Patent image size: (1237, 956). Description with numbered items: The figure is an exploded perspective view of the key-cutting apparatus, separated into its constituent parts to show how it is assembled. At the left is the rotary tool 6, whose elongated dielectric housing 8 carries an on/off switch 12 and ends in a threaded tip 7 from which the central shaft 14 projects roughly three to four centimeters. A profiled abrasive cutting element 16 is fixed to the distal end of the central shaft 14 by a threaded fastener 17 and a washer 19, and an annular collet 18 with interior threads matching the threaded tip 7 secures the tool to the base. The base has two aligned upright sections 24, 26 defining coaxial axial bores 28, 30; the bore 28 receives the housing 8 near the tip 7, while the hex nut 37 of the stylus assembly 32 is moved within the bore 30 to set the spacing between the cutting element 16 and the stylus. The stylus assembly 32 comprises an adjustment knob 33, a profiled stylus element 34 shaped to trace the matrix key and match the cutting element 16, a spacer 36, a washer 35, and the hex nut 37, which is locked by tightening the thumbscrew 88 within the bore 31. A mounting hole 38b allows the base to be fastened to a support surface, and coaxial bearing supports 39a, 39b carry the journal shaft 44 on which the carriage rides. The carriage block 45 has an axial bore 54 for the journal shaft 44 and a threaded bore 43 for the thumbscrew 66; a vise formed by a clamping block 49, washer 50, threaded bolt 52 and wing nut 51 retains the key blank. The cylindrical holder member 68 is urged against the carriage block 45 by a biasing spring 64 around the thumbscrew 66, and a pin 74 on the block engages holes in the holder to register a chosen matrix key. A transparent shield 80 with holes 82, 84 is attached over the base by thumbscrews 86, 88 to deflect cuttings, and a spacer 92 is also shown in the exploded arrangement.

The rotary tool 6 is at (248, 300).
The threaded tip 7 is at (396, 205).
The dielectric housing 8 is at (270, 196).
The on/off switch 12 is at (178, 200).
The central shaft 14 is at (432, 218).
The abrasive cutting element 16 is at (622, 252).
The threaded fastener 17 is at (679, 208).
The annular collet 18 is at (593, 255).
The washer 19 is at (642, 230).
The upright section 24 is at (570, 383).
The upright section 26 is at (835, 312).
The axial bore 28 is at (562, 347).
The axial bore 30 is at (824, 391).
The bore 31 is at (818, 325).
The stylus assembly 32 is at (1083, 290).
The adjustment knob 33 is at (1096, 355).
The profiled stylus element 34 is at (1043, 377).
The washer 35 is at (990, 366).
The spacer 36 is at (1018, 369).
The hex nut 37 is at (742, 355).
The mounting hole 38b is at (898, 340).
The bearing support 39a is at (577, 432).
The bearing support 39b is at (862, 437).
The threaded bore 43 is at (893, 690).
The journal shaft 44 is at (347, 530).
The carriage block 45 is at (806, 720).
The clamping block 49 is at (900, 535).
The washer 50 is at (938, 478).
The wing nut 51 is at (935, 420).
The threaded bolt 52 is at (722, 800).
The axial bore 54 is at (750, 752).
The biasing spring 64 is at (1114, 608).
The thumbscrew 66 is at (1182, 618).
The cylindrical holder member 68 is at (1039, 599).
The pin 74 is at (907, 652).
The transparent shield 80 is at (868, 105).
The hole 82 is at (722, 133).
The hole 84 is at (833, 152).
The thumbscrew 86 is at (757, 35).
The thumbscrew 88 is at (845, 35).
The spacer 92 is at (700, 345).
* * * * * * * * *
Aim:
Copy every one of the lines above word for word, without changing anything.

Solution to this exercise:
Patent image size: (1237, 956). Description with numbered items: The figure is an exploded perspective view of the key-cutting apparatus, separated into its constituent parts to show how it is assembled. At the left is the rotary tool 6, whose elongated dielectric housing 8 carries an on/off switch 12 and ends in a threaded tip 7 from which the central shaft 14 projects roughly three to four centimeters. A profiled abrasive cutting element 16 is fixed to the distal end of the central shaft 14 by a threaded fastener 17 and a washer 19, and an annular collet 18 with interior threads matching the threaded tip 7 secures the tool to the base. The base has two aligned upright sections 24, 26 defining coaxial axial bores 28, 30; the bore 28 receives the housing 8 near the tip 7, while the hex nut 37 of the stylus assembly 32 is moved within the bore 30 to set the spacing between the cutting element 16 and the stylus. The stylus assembly 32 comprises an adjustment knob 33, a profiled stylus element 34 shaped to trace the matrix key and match the cutting element 16, a spacer 36, a washer 35, and the hex nut 37, which is locked by tightening the thumbscrew 88 within the bore 31. A mounting hole 38b allows the base to be fastened to a support surface, and coaxial bearing supports 39a, 39b carry the journal shaft 44 on which the carriage rides. The carriage block 45 has an axial bore 54 for the journal shaft 44 and a threaded bore 43 for the thumbscrew 66; a vise formed by a clamping block 49, washer 50, threaded bolt 52 and wing nut 51 retains the key blank. The cylindrical holder member 68 is urged against the carriage block 45 by a biasing spring 64 around the thumbscrew 66, and a pin 74 on the block engages holes in the holder to register a chosen matrix key. A transparent shield 80 with holes 82, 84 is attached over the base by thumbscrews 86, 88 to deflect cuttings, and a spacer 92 is also shown in the exploded arrangement.

The rotary tool 6 is at (248, 300).
The threaded tip 7 is at (396, 205).
The dielectric housing 8 is at (270, 196).
The on/off switch 12 is at (178, 200).
The central shaft 14 is at (432, 218).
The abrasive cutting element 16 is at (622, 252).
The threaded fastener 17 is at (679, 208).
The annular collet 18 is at (593, 255).
The washer 19 is at (642, 230).
The upright section 24 is at (570, 383).
The upright section 26 is at (835, 312).
The axial bore 28 is at (562, 347).
The axial bore 30 is at (824, 391).
The bore 31 is at (818, 325).
The stylus assembly 32 is at (1083, 290).
The adjustment knob 33 is at (1096, 355).
The profiled stylus element 34 is at (1043, 377).
The washer 35 is at (990, 366).
The spacer 36 is at (1018, 369).
The hex nut 37 is at (742, 355).
The mounting hole 38b is at (898, 340).
The bearing support 39a is at (577, 432).
The bearing support 39b is at (862, 437).
The threaded bore 43 is at (893, 690).
The journal shaft 44 is at (347, 530).
The carriage block 45 is at (806, 720).
The clamping block 49 is at (900, 535).
The washer 50 is at (938, 478).
The wing nut 51 is at (935, 420).
The threaded bolt 52 is at (722, 800).
The axial bore 54 is at (750, 752).
The biasing spring 64 is at (1114, 608).
The thumbscrew 66 is at (1182, 618).
The cylindrical holder member 68 is at (1039, 599).
The pin 74 is at (907, 652).
The transparent shield 80 is at (868, 105).
The hole 82 is at (722, 133).
The hole 84 is at (833, 152).
The thumbscrew 86 is at (757, 35).
The thumbscrew 88 is at (845, 35).
The spacer 92 is at (700, 345).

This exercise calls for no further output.